Look through the lines below and extract any with the word "this".

---------- Data excerpts ----------

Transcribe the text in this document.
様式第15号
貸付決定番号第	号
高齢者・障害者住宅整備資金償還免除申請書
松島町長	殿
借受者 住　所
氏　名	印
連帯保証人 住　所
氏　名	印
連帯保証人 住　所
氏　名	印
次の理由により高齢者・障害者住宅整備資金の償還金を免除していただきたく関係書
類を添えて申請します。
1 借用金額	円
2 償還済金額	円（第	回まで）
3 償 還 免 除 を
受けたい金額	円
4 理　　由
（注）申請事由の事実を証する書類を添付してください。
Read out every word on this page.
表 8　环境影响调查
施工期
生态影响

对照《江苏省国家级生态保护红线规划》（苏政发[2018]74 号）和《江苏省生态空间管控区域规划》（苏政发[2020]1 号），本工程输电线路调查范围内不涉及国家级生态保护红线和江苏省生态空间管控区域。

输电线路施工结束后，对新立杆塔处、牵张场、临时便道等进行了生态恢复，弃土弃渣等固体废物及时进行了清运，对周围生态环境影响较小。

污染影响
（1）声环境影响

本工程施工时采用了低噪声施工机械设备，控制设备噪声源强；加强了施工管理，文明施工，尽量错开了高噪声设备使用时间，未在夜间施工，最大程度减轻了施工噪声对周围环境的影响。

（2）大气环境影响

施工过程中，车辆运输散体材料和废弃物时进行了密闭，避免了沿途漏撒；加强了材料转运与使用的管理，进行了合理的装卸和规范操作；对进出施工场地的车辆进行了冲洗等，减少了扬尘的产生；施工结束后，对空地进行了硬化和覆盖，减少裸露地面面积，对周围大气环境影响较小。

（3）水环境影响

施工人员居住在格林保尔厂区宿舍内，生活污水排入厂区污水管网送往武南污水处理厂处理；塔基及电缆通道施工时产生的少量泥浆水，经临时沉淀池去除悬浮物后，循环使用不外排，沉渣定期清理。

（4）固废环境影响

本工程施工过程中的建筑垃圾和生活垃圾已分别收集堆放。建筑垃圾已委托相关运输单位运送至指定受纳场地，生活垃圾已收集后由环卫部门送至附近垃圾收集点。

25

----------

* Solution
Transcribe the text in this document.
Read out every word on this page.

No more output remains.